● **PROMPT**
In the records, copy the lines from the one containing "List UI elements" through the one containing "text-line: bi placita", inclusive, changing every "text-line" to "line-of-text" and leaving everything else unchanged.
———
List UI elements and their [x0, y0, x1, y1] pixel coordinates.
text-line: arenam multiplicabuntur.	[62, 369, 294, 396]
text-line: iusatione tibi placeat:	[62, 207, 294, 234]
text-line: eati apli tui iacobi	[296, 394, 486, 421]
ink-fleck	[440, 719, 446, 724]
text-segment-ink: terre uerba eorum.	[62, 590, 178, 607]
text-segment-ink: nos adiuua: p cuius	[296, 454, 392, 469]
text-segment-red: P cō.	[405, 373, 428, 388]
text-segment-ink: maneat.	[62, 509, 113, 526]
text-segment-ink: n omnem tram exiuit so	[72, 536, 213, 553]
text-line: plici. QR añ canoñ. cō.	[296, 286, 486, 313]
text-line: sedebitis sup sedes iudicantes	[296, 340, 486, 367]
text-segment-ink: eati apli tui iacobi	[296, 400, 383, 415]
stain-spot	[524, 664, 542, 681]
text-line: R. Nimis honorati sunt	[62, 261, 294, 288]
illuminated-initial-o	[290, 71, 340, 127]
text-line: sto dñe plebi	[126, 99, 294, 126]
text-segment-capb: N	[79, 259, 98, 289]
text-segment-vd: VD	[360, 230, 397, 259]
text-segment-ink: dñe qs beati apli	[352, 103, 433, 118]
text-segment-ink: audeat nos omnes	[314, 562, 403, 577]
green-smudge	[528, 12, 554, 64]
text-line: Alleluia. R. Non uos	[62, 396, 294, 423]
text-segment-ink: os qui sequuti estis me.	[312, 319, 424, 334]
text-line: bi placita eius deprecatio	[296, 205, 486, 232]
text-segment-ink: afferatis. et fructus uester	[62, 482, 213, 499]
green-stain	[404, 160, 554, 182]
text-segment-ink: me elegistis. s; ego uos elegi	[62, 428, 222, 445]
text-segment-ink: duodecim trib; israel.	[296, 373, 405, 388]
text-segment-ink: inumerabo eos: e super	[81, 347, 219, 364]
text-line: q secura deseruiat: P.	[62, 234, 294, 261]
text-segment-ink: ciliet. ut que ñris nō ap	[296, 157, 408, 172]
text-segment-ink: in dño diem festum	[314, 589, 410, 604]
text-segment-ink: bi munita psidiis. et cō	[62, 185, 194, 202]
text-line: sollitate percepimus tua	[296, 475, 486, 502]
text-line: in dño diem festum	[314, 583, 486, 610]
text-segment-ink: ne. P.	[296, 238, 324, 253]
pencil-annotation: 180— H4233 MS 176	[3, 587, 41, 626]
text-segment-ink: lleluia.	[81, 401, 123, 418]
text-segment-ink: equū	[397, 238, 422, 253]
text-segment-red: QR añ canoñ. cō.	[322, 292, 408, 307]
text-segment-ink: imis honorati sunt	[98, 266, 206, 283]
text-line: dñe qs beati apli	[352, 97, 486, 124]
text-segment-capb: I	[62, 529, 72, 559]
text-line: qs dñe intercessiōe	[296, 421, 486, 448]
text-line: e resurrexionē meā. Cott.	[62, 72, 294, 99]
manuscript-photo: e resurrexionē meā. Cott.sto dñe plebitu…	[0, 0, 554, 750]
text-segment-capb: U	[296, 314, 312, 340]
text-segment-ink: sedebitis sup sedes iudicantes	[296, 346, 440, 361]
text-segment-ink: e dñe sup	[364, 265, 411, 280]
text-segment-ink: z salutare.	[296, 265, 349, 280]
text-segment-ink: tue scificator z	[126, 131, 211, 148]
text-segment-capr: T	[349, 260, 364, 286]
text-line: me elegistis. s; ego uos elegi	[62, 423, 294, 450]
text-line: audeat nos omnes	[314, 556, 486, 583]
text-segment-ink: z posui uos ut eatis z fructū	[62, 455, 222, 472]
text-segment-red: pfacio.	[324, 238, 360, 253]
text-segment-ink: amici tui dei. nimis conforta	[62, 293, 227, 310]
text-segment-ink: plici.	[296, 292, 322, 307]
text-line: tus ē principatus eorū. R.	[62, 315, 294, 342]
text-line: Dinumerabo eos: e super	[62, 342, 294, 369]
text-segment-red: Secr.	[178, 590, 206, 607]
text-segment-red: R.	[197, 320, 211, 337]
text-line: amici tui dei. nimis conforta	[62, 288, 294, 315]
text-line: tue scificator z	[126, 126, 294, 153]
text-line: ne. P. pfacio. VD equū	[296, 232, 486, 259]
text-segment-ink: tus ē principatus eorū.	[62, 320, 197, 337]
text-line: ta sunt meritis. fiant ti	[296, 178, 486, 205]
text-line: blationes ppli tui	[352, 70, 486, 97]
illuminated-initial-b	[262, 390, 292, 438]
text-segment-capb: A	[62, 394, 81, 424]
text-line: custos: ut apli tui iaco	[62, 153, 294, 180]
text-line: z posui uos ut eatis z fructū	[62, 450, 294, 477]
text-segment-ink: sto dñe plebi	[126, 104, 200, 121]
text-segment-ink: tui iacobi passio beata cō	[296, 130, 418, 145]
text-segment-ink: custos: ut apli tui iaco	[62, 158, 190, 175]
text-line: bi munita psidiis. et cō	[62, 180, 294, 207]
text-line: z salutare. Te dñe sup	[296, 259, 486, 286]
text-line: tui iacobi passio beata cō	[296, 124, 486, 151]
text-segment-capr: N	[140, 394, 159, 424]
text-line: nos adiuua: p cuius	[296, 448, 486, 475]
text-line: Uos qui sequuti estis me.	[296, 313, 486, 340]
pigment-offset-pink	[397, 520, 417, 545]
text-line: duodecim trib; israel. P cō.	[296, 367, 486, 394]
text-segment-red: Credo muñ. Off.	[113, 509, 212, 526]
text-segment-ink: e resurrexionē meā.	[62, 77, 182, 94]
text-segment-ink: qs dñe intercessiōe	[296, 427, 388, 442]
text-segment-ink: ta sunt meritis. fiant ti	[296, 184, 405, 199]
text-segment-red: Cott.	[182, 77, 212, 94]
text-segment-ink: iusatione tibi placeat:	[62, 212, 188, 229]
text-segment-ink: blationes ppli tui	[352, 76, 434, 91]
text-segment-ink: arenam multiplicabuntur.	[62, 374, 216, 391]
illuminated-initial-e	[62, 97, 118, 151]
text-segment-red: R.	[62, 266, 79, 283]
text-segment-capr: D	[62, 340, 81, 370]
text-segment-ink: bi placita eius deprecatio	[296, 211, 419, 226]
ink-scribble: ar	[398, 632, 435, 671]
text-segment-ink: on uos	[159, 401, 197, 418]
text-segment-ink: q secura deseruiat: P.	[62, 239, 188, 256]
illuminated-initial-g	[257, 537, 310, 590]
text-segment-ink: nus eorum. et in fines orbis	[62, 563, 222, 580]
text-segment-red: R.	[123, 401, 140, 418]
———
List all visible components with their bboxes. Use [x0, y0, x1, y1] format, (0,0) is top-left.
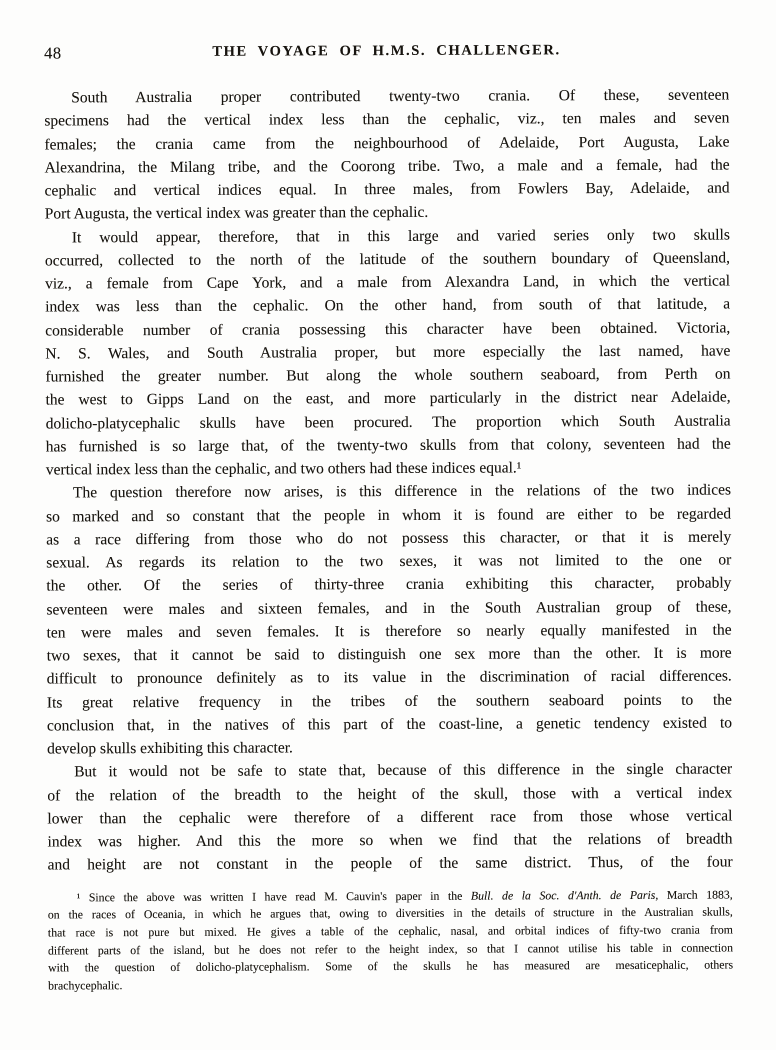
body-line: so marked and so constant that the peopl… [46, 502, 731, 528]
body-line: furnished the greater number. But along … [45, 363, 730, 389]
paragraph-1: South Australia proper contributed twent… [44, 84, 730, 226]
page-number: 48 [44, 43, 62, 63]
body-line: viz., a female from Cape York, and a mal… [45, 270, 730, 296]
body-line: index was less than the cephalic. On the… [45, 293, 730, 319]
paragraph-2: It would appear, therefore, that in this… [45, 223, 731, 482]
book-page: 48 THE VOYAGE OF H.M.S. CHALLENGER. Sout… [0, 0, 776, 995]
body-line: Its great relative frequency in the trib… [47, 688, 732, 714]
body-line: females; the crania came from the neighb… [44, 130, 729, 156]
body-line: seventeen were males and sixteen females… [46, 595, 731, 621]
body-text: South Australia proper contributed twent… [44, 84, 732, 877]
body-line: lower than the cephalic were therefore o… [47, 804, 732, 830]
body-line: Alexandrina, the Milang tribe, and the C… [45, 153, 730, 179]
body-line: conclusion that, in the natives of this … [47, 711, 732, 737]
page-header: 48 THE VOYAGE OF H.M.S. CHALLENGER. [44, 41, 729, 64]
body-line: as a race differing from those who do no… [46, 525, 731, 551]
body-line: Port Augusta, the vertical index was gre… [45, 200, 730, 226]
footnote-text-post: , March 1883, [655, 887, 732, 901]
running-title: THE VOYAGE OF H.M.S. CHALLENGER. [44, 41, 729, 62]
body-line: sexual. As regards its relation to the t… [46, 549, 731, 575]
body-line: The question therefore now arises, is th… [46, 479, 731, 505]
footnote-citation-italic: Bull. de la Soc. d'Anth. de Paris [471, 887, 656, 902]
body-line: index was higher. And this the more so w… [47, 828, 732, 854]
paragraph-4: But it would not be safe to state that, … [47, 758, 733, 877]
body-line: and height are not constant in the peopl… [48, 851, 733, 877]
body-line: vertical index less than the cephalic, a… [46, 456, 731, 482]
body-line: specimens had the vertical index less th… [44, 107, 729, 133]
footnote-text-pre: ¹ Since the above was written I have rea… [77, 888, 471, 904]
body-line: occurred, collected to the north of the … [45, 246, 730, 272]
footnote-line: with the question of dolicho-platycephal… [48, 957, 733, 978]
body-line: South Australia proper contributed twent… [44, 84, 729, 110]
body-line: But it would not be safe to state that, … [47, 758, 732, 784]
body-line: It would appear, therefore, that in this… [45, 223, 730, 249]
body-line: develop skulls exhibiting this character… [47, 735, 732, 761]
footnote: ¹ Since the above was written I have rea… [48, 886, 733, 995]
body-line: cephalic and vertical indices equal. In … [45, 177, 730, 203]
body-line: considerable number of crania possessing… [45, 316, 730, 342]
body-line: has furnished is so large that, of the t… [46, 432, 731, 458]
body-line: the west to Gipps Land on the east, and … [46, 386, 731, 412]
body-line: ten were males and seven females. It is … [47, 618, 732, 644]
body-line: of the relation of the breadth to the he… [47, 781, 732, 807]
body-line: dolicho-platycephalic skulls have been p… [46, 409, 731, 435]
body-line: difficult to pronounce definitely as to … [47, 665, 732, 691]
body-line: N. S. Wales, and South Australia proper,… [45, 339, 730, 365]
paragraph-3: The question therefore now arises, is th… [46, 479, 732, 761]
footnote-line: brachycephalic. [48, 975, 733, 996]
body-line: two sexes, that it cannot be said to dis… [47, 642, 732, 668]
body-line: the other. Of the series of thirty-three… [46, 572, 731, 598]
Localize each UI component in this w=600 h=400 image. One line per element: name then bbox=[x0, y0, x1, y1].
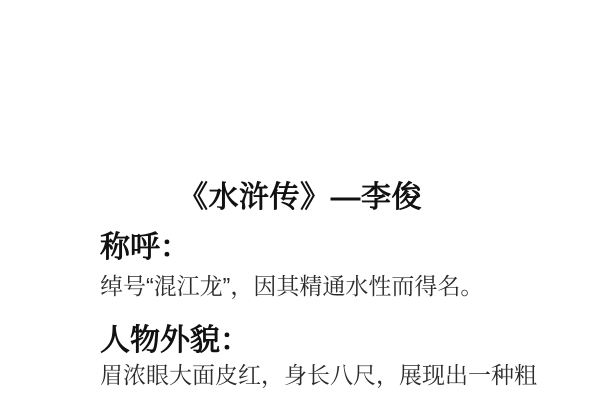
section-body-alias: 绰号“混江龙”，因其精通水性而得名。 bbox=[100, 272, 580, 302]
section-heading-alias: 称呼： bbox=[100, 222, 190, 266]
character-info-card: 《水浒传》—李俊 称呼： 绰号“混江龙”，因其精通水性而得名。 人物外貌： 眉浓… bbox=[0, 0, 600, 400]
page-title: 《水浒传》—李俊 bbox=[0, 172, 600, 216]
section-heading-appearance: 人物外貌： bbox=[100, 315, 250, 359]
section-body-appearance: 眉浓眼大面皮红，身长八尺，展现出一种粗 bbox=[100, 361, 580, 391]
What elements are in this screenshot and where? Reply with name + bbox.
———
● **EXERCISE RESPONSE**
List UI elements and their [x0, y0, x1, y1] pixel coordinates.
line-of-text: arenam multiplicabuntur.	[62, 369, 294, 396]
line-of-text: iusatione tibi placeat:	[62, 207, 294, 234]
line-of-text: eati apli tui iacobi	[296, 394, 486, 421]
ink-fleck	[440, 719, 446, 724]
text-segment-ink: terre uerba eorum.	[62, 590, 178, 607]
text-segment-ink: nos adiuua: p cuius	[296, 454, 392, 469]
text-segment-red: P cō.	[405, 373, 428, 388]
text-segment-ink: maneat.	[62, 509, 113, 526]
text-segment-ink: n omnem tram exiuit so	[72, 536, 213, 553]
line-of-text: plici. QR añ canoñ. cō.	[296, 286, 486, 313]
line-of-text: sedebitis sup sedes iudicantes	[296, 340, 486, 367]
text-segment-ink: eati apli tui iacobi	[296, 400, 383, 415]
stain-spot	[524, 664, 542, 681]
line-of-text: R. Nimis honorati sunt	[62, 261, 294, 288]
illuminated-initial-o	[290, 71, 340, 127]
line-of-text: sto dñe plebi	[126, 99, 294, 126]
text-segment-capb: N	[79, 259, 98, 289]
text-segment-vd: VD	[360, 230, 397, 259]
text-segment-ink: dñe qs beati apli	[352, 103, 433, 118]
text-segment-ink: audeat nos omnes	[314, 562, 403, 577]
green-smudge	[528, 12, 554, 64]
line-of-text: Alleluia. R. Non uos	[62, 396, 294, 423]
text-segment-ink: os qui sequuti estis me.	[312, 319, 424, 334]
line-of-text: bi placita eius deprecatio	[296, 205, 486, 232]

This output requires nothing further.